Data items
--- begin ---

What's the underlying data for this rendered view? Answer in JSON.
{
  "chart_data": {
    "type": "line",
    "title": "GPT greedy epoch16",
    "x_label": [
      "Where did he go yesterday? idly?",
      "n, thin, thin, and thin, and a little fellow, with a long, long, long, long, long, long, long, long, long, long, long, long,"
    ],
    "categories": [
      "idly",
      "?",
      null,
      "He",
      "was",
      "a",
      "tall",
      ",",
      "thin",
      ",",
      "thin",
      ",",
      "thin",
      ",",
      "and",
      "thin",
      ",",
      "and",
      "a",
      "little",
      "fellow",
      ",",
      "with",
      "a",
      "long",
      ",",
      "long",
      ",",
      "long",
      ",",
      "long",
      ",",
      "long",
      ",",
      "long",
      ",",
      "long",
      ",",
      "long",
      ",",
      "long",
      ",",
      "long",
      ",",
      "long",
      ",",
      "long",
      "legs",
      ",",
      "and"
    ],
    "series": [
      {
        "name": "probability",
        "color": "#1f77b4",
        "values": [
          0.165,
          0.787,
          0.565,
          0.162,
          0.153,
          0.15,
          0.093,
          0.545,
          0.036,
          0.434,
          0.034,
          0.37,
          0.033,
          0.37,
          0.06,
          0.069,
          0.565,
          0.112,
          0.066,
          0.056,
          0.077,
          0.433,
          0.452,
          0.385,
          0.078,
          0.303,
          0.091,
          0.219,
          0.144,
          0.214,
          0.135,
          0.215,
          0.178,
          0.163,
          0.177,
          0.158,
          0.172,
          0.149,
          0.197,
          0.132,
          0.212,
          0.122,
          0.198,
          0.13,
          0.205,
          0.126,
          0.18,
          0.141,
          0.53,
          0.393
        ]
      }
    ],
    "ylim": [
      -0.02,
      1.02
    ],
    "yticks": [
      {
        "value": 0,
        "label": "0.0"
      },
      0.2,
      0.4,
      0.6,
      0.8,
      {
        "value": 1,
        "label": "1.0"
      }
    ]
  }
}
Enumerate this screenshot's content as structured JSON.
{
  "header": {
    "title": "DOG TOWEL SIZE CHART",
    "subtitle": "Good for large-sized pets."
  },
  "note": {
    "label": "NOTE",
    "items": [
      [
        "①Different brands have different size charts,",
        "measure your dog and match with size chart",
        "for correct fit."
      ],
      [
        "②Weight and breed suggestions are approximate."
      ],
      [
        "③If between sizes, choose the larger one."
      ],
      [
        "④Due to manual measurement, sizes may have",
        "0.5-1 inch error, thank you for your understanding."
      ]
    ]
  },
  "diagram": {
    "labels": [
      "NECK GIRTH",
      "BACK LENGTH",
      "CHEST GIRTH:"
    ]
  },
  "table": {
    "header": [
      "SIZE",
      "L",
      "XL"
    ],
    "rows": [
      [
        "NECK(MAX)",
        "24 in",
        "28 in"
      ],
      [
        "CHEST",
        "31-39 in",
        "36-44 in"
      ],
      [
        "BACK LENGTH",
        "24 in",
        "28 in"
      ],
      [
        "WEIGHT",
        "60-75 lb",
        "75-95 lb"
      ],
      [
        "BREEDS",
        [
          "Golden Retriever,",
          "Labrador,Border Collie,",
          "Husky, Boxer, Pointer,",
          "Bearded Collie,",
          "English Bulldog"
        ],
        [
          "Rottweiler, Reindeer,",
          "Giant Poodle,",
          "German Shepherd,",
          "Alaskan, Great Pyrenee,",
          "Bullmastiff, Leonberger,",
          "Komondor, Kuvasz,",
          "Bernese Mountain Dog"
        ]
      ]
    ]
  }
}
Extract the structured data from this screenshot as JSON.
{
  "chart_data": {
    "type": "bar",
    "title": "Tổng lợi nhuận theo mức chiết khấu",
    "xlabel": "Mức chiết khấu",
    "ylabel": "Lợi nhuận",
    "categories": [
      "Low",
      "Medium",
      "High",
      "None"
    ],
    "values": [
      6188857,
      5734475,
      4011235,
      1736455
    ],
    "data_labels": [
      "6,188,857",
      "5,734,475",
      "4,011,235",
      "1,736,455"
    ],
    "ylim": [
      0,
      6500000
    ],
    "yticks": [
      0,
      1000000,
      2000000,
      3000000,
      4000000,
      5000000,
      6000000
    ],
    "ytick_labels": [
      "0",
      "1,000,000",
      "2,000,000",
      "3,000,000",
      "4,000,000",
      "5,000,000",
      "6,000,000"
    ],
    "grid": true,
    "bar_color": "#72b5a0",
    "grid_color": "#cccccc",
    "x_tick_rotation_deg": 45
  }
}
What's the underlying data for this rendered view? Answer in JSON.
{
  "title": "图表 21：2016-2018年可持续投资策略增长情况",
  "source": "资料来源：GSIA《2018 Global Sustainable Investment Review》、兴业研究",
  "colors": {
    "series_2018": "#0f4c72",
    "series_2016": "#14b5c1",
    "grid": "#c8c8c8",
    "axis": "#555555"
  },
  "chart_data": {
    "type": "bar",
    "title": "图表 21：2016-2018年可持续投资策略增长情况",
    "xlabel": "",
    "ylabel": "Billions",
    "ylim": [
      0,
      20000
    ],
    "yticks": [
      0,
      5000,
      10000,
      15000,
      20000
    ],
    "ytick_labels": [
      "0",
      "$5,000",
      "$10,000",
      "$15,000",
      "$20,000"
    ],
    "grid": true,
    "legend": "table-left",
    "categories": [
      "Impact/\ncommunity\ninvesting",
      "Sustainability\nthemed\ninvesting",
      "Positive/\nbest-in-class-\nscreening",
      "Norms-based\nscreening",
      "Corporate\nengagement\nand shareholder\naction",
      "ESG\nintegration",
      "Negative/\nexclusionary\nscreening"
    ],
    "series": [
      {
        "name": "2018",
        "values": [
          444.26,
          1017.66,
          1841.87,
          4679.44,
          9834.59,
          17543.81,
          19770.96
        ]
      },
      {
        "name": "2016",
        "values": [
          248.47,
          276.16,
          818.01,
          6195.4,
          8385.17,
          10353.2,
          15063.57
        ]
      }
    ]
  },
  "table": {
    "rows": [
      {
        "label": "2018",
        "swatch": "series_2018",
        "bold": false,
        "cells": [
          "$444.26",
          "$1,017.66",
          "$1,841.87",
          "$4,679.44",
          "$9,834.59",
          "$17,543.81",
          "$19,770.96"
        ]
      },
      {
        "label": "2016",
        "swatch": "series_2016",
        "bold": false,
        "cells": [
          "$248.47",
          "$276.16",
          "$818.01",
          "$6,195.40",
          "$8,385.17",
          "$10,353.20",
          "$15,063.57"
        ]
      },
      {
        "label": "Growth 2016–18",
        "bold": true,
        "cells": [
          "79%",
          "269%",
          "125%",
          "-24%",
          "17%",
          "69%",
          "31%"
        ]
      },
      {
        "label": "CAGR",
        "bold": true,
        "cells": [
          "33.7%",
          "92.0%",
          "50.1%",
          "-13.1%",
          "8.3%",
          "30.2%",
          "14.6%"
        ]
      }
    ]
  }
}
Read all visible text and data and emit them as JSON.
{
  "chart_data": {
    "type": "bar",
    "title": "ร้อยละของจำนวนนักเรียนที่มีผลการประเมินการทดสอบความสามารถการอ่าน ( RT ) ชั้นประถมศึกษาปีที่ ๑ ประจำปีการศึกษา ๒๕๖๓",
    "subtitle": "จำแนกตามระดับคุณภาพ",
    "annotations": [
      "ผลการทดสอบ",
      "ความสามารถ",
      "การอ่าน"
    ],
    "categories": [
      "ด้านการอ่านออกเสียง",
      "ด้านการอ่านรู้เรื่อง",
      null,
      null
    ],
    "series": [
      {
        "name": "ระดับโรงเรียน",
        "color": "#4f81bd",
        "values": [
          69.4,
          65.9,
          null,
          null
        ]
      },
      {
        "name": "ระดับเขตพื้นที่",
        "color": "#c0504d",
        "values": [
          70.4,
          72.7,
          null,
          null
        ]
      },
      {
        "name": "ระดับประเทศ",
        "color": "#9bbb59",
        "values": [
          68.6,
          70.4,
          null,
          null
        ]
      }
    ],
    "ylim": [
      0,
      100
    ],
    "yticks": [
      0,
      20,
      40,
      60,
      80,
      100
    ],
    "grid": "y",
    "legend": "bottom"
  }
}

--- end ---

**EXERCISE INSTRUCTIONS:**
Of all the lines in the listing above, how many include "this"? Write only the number.

**CORRECT RESPONSE:**
4